Reproduce the data below in full and exclude every picture.

── EXTRACTED MATERIAL

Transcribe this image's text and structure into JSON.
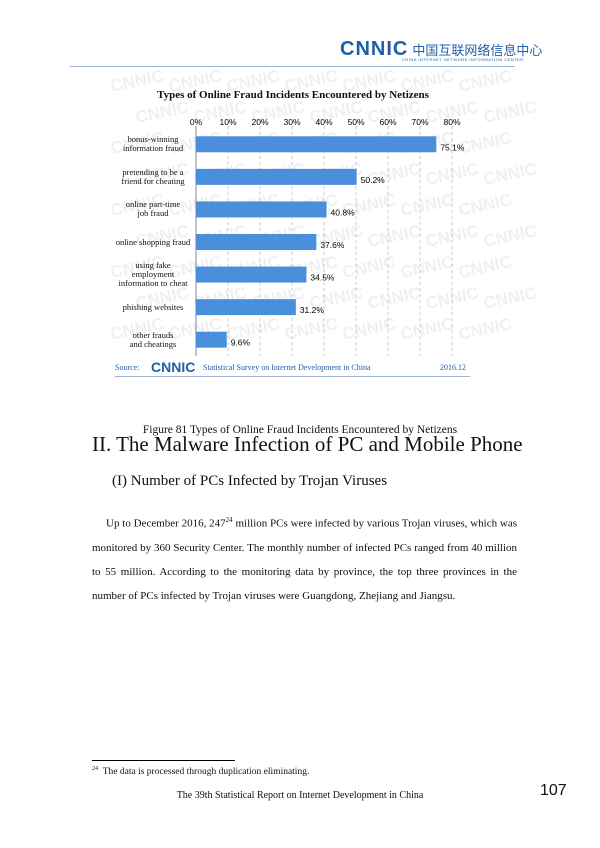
{
  "header": {
    "logo_text": "CNNIC",
    "logo_cn": "中国互联网络信息中心",
    "logo_sub": "CHINA INTERNET NETWORK INFORMATION CENTER"
  },
  "chart_data": {
    "type": "bar",
    "orientation": "horizontal",
    "title": "Types of Online Fraud Incidents Encountered by Netizens",
    "categories": [
      [
        "bonus-winning",
        "information fraud"
      ],
      [
        "pretending to be a",
        "friend for cheating"
      ],
      [
        "online part-time",
        "job fraud"
      ],
      [
        "online shopping fraud"
      ],
      [
        "using fake",
        "employment",
        "information to cheat"
      ],
      [
        "phishing websites"
      ],
      [
        "other frauds",
        "and cheatings"
      ]
    ],
    "values": [
      75.1,
      50.2,
      40.8,
      37.6,
      34.5,
      31.2,
      9.6
    ],
    "value_labels": [
      "75.1%",
      "50.2%",
      "40.8%",
      "37.6%",
      "34.5%",
      "31.2%",
      "9.6%"
    ],
    "x_ticks": [
      "0%",
      "10%",
      "20%",
      "30%",
      "40%",
      "50%",
      "60%",
      "70%",
      "80%"
    ],
    "xlim": [
      0,
      80
    ],
    "grid": true,
    "bar_color": "#4a8fdc",
    "watermark": "CNNIC",
    "source_label": "Source:",
    "source_logo": "CNNIC",
    "source_text": "Statistical Survey on Internet Development in China",
    "source_date": "2016.12"
  },
  "caption": "Figure 81 Types of Online Fraud Incidents Encountered by Netizens",
  "section_heading": "II. The Malware Infection of PC and Mobile Phone",
  "subsection_heading": "(I) Number of PCs Infected by Trojan Viruses",
  "paragraph": {
    "part1": "Up to December 2016, 247",
    "sup": "24",
    "part2": " million PCs were infected by various Trojan viruses, which was monitored by 360 Security Center. The monthly number of infected PCs ranged from 40 million to 55 million. According to the monitoring data by province, the top three provinces in the number of PCs infected by Trojan viruses were Guangdong, Zhejiang and Jiangsu."
  },
  "footnote": {
    "mark": "24",
    "text": "The data is processed through duplication eliminating."
  },
  "footer": {
    "text": "The 39th Statistical Report on Internet Development in China",
    "page_number": "107"
  }
}
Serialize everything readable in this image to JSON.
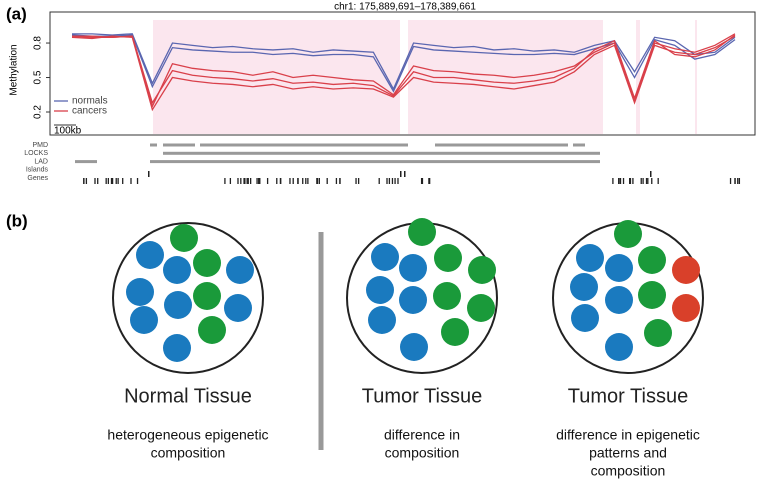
{
  "panel_labels": [
    "(a)",
    "(b)"
  ],
  "chart_data": {
    "type": "line",
    "title": "chr1: 175,889,691–178,389,661",
    "y_label": "Methylation",
    "ylim": [
      0,
      1.07
    ],
    "yticks": [
      0.2,
      0.5,
      0.8
    ],
    "legend": "bottom-left",
    "series": [
      {
        "name": "normals",
        "color": "#5a66b0",
        "values": [
          [
            0.88,
            0.88,
            0.87,
            0.88,
            0.45,
            0.8,
            0.78,
            0.76,
            0.77,
            0.75,
            0.74,
            0.75,
            0.72,
            0.74,
            0.73,
            0.72,
            0.4,
            0.8,
            0.78,
            0.76,
            0.77,
            0.74,
            0.75,
            0.73,
            0.74,
            0.72,
            0.78,
            0.82,
            0.55,
            0.85,
            0.82,
            0.7,
            0.72,
            0.85
          ],
          [
            0.87,
            0.86,
            0.86,
            0.87,
            0.42,
            0.76,
            0.74,
            0.73,
            0.72,
            0.72,
            0.7,
            0.71,
            0.69,
            0.7,
            0.7,
            0.68,
            0.38,
            0.77,
            0.74,
            0.73,
            0.72,
            0.71,
            0.7,
            0.7,
            0.71,
            0.7,
            0.75,
            0.8,
            0.5,
            0.83,
            0.78,
            0.66,
            0.7,
            0.83
          ]
        ]
      },
      {
        "name": "cancers",
        "color": "#d9404a",
        "values": [
          [
            0.86,
            0.86,
            0.85,
            0.86,
            0.25,
            0.62,
            0.58,
            0.56,
            0.55,
            0.52,
            0.55,
            0.5,
            0.52,
            0.5,
            0.48,
            0.47,
            0.35,
            0.6,
            0.56,
            0.55,
            0.53,
            0.52,
            0.5,
            0.52,
            0.55,
            0.6,
            0.72,
            0.8,
            0.3,
            0.8,
            0.75,
            0.72,
            0.78,
            0.88
          ],
          [
            0.85,
            0.84,
            0.86,
            0.85,
            0.22,
            0.5,
            0.47,
            0.45,
            0.44,
            0.42,
            0.44,
            0.4,
            0.42,
            0.4,
            0.41,
            0.4,
            0.33,
            0.5,
            0.46,
            0.45,
            0.44,
            0.42,
            0.4,
            0.43,
            0.46,
            0.55,
            0.7,
            0.78,
            0.28,
            0.78,
            0.72,
            0.7,
            0.76,
            0.86
          ],
          [
            0.86,
            0.85,
            0.85,
            0.86,
            0.28,
            0.56,
            0.52,
            0.5,
            0.49,
            0.47,
            0.49,
            0.45,
            0.46,
            0.44,
            0.45,
            0.43,
            0.34,
            0.55,
            0.5,
            0.5,
            0.48,
            0.46,
            0.45,
            0.47,
            0.5,
            0.58,
            0.74,
            0.82,
            0.32,
            0.82,
            0.7,
            0.68,
            0.74,
            0.87
          ]
        ]
      }
    ]
  },
  "scale_bar": "100kb",
  "tracks": [
    "PMD",
    "LOCKS",
    "LAD",
    "Islands",
    "Genes"
  ],
  "diagram": {
    "panels": [
      {
        "title": "Normal Tissue",
        "description": [
          "heterogeneous epigenetic",
          "composition"
        ]
      },
      {
        "title": "Tumor Tissue",
        "description": [
          "difference in",
          "composition"
        ]
      },
      {
        "title": "Tumor Tissue",
        "description": [
          "difference in epigenetic",
          "patterns and",
          "composition"
        ]
      }
    ]
  }
}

────

RESPONSE AREA:
Transcribe this image's text and structure into JSON.
{
  "header": {
    "logo_text": "CNNIC",
    "logo_cn": "中国互联网络信息中心",
    "logo_sub": "CHINA INTERNET NETWORK INFORMATION CENTER"
  },
  "chart_data": {
    "type": "bar",
    "orientation": "horizontal",
    "title": "Types of Online Fraud Incidents Encountered by Netizens",
    "categories": [
      [
        "bonus-winning",
        "information fraud"
      ],
      [
        "pretending to be a",
        "friend for cheating"
      ],
      [
        "online part-time",
        "job fraud"
      ],
      [
        "online shopping fraud"
      ],
      [
        "using fake",
        "employment",
        "information to cheat"
      ],
      [
        "phishing websites"
      ],
      [
        "other frauds",
        "and cheatings"
      ]
    ],
    "values": [
      75.1,
      50.2,
      40.8,
      37.6,
      34.5,
      31.2,
      9.6
    ],
    "value_labels": [
      "75.1%",
      "50.2%",
      "40.8%",
      "37.6%",
      "34.5%",
      "31.2%",
      "9.6%"
    ],
    "x_ticks": [
      "0%",
      "10%",
      "20%",
      "30%",
      "40%",
      "50%",
      "60%",
      "70%",
      "80%"
    ],
    "xlim": [
      0,
      80
    ],
    "grid": true,
    "bar_color": "#4a8fdc",
    "watermark": "CNNIC",
    "source_label": "Source:",
    "source_logo": "CNNIC",
    "source_text": "Statistical Survey on Internet Development in China",
    "source_date": "2016.12"
  },
  "caption": "Figure 81 Types of Online Fraud Incidents Encountered by Netizens",
  "section_heading": "II. The Malware Infection of PC and Mobile Phone",
  "subsection_heading": "(I) Number of PCs Infected by Trojan Viruses",
  "paragraph": {
    "part1": "Up to December 2016, 247",
    "sup": "24",
    "part2": " million PCs were infected by various Trojan viruses, which was monitored by 360 Security Center. The monthly number of infected PCs ranged from 40 million to 55 million. According to the monitoring data by province, the top three provinces in the number of PCs infected by Trojan viruses were Guangdong, Zhejiang and Jiangsu."
  },
  "footnote": {
    "mark": "24",
    "text": "The data is processed through duplication eliminating."
  },
  "footer": {
    "text": "The 39th Statistical Report on Internet Development in China",
    "page_number": "107"
  }
}
Serialize everything readable in this image to JSON.
{
  "panel_labels": [
    "(a)",
    "(b)"
  ],
  "chart_data": {
    "type": "line",
    "title": "chr1: 175,889,691–178,389,661",
    "y_label": "Methylation",
    "ylim": [
      0,
      1.07
    ],
    "yticks": [
      0.2,
      0.5,
      0.8
    ],
    "legend": "bottom-left",
    "series": [
      {
        "name": "normals",
        "color": "#5a66b0",
        "values": [
          [
            0.88,
            0.88,
            0.87,
            0.88,
            0.45,
            0.8,
            0.78,
            0.76,
            0.77,
            0.75,
            0.74,
            0.75,
            0.72,
            0.74,
            0.73,
            0.72,
            0.4,
            0.8,
            0.78,
            0.76,
            0.77,
            0.74,
            0.75,
            0.73,
            0.74,
            0.72,
            0.78,
            0.82,
            0.55,
            0.85,
            0.82,
            0.7,
            0.72,
            0.85
          ],
          [
            0.87,
            0.86,
            0.86,
            0.87,
            0.42,
            0.76,
            0.74,
            0.73,
            0.72,
            0.72,
            0.7,
            0.71,
            0.69,
            0.7,
            0.7,
            0.68,
            0.38,
            0.77,
            0.74,
            0.73,
            0.72,
            0.71,
            0.7,
            0.7,
            0.71,
            0.7,
            0.75,
            0.8,
            0.5,
            0.83,
            0.78,
            0.66,
            0.7,
            0.83
          ]
        ]
      },
      {
        "name": "cancers",
        "color": "#d9404a",
        "values": [
          [
            0.86,
            0.86,
            0.85,
            0.86,
            0.25,
            0.62,
            0.58,
            0.56,
            0.55,
            0.52,
            0.55,
            0.5,
            0.52,
            0.5,
            0.48,
            0.47,
            0.35,
            0.6,
            0.56,
            0.55,
            0.53,
            0.52,
            0.5,
            0.52,
            0.55,
            0.6,
            0.72,
            0.8,
            0.3,
            0.8,
            0.75,
            0.72,
            0.78,
            0.88
          ],
          [
            0.85,
            0.84,
            0.86,
            0.85,
            0.22,
            0.5,
            0.47,
            0.45,
            0.44,
            0.42,
            0.44,
            0.4,
            0.42,
            0.4,
            0.41,
            0.4,
            0.33,
            0.5,
            0.46,
            0.45,
            0.44,
            0.42,
            0.4,
            0.43,
            0.46,
            0.55,
            0.7,
            0.78,
            0.28,
            0.78,
            0.72,
            0.7,
            0.76,
            0.86
          ],
          [
            0.86,
            0.85,
            0.85,
            0.86,
            0.28,
            0.56,
            0.52,
            0.5,
            0.49,
            0.47,
            0.49,
            0.45,
            0.46,
            0.44,
            0.45,
            0.43,
            0.34,
            0.55,
            0.5,
            0.5,
            0.48,
            0.46,
            0.45,
            0.47,
            0.5,
            0.58,
            0.74,
            0.82,
            0.32,
            0.82,
            0.7,
            0.68,
            0.74,
            0.87
          ]
        ]
      }
    ]
  },
  "scale_bar": "100kb",
  "tracks": [
    "PMD",
    "LOCKS",
    "LAD",
    "Islands",
    "Genes"
  ],
  "diagram": {
    "panels": [
      {
        "title": "Normal Tissue",
        "description": [
          "heterogeneous epigenetic",
          "composition"
        ]
      },
      {
        "title": "Tumor Tissue",
        "description": [
          "difference in",
          "composition"
        ]
      },
      {
        "title": "Tumor Tissue",
        "description": [
          "difference in epigenetic",
          "patterns and",
          "composition"
        ]
      }
    ]
  }
}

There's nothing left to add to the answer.